Task
Any picture among the records should be left out, please; retype the rest exactly.
>> start
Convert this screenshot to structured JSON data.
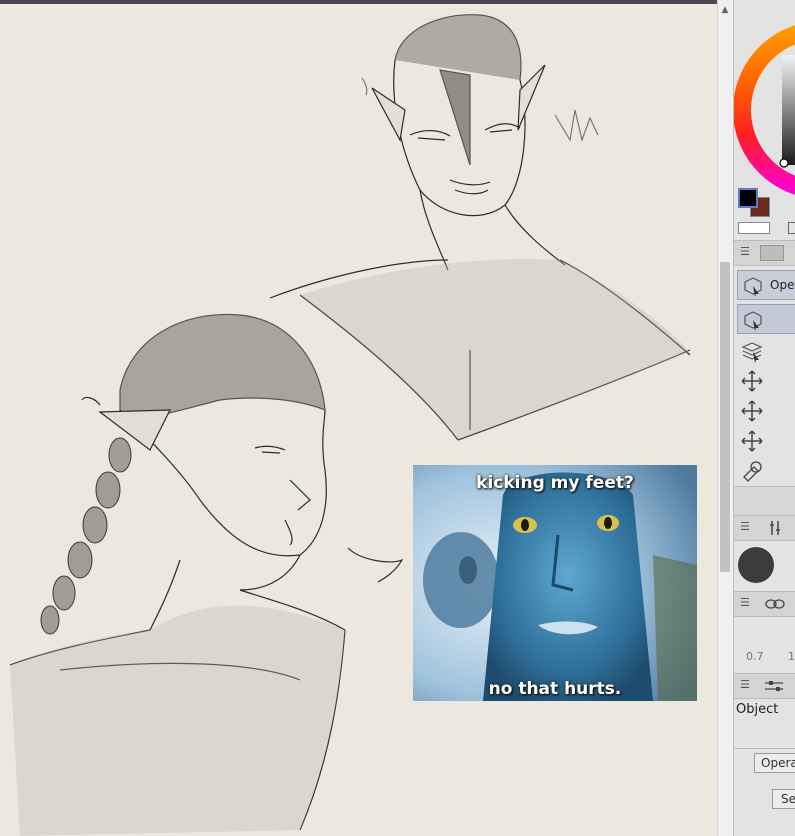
{
  "meme": {
    "top_text": "kicking my feet?",
    "bottom_text": "no that hurts."
  },
  "right_panel": {
    "operation_button_label": "Ope",
    "sub_tool_values": [
      "0.7",
      "1"
    ],
    "tool_property_title": "Object",
    "operation_dropdown_label": "Operati",
    "settings_button_label": "Se"
  },
  "colors": {
    "main_color": "#000000",
    "sub_color": "#6a2a20",
    "canvas_paper": "#ece8de",
    "sketch_tone": "#9c9a90",
    "selection_highlight": "#c9ced9"
  },
  "icons": [
    "object-select-icon",
    "layer-select-icon",
    "move-icon",
    "move-layer-icon",
    "move-all-icon",
    "light-table-icon",
    "brush-size-icon",
    "color-wheel-icon"
  ]
}
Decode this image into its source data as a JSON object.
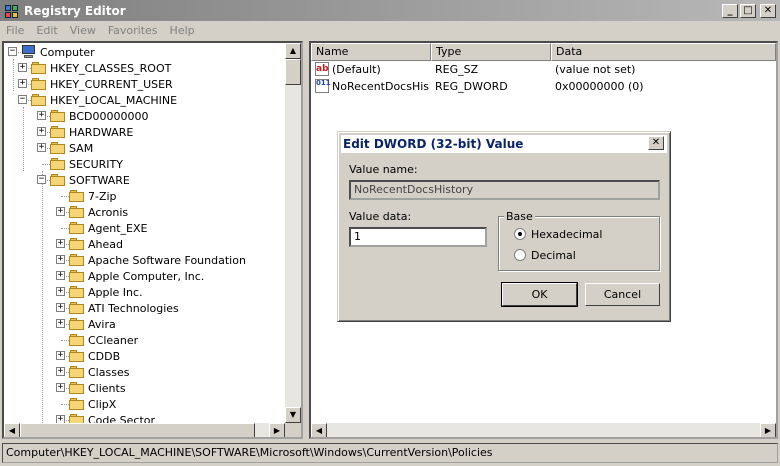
>> end
Written response
Convert this screenshot to structured JSON data.
{
  "meme": {
    "top_text": "kicking my feet?",
    "bottom_text": "no that hurts."
  },
  "right_panel": {
    "operation_button_label": "Ope",
    "sub_tool_values": [
      "0.7",
      "1"
    ],
    "tool_property_title": "Object",
    "operation_dropdown_label": "Operati",
    "settings_button_label": "Se"
  },
  "colors": {
    "main_color": "#000000",
    "sub_color": "#6a2a20",
    "canvas_paper": "#ece8de",
    "sketch_tone": "#9c9a90",
    "selection_highlight": "#c9ced9"
  },
  "icons": [
    "object-select-icon",
    "layer-select-icon",
    "move-icon",
    "move-layer-icon",
    "move-all-icon",
    "light-table-icon",
    "brush-size-icon",
    "color-wheel-icon"
  ]
}
Decode this image into its source data as a JSON object.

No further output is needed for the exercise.